Work task —
Report all lines from the entries below in which "volných" appears.

══ Material to process

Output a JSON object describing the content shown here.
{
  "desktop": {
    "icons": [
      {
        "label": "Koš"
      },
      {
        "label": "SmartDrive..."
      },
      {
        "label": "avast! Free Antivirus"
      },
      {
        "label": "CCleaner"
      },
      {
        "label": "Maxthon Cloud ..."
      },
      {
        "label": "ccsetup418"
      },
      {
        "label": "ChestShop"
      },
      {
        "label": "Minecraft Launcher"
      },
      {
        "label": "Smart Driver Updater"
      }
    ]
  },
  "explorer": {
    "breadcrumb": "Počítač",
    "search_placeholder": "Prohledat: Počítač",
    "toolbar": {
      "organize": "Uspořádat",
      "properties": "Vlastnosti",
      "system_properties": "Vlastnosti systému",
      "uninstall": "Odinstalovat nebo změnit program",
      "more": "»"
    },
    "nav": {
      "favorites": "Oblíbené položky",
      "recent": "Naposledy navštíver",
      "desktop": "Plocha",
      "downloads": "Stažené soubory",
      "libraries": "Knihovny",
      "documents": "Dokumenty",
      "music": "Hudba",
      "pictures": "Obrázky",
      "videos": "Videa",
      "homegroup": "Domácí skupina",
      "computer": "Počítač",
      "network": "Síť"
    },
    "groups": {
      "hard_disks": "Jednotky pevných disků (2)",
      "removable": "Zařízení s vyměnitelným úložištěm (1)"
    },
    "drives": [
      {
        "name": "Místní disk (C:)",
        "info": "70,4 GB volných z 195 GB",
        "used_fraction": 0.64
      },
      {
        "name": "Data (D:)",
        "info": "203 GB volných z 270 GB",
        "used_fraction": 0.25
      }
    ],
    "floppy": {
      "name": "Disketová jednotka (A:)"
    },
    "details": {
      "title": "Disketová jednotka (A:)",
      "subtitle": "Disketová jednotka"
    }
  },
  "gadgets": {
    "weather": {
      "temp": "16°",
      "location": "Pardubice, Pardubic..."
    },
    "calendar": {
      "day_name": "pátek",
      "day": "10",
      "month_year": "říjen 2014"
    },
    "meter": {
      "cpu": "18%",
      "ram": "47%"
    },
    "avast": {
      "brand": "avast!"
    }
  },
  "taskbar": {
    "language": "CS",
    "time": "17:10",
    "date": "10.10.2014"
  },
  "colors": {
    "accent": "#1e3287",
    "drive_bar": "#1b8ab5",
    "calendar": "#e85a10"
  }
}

════

Task result —
        "info": "70,4 GB volných z 195 GB",
        "info": "203 GB volných z 270 GB",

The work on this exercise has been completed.